* **EXERCISE AIM**
Work out how many lines in the data hold the word "Écoles", and reply with that number only.

>> Begin

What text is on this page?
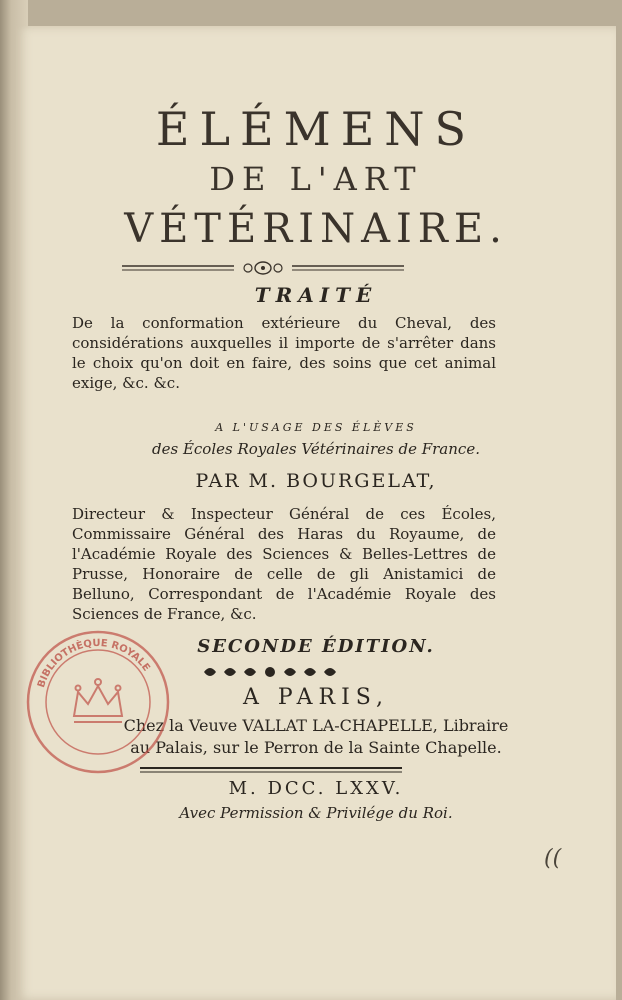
ÉLÉMENS
DE L'ART
VÉTÉRINAIRE.
TRAITÉ
De la conformation extérieure du Cheval, des considérations auxquelles il importe de s'arrêter dans le choix qu'on doit en faire, des soins que cet animal exige, &c. &c.
A L'USAGE DES ÉLÈVES
des Écoles Royales Vétérinaires de France.
PAR M. BOURGELAT,
Directeur & Inspecteur Général de ces Écoles, Commissaire Général des Haras du Royaume, de l'Académie Royale des Sciences & Belles-Lettres de Prusse, Honoraire de celle de gli Anistamici de Belluno, Correspondant de l'Académie Royale des Sciences de France, &c.
SECONDE ÉDITION.
A PARIS,
Chez la Veuve VALLAT LA-CHAPELLE, Libraire
au Palais, sur le Perron de la Sainte Chapelle.
M. DCC. LXXV.
Avec Permission & Privilége du Roi.
BIBLIOTHÈQUE ROYALE
((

>> End

* **CORRECT RESULT**
2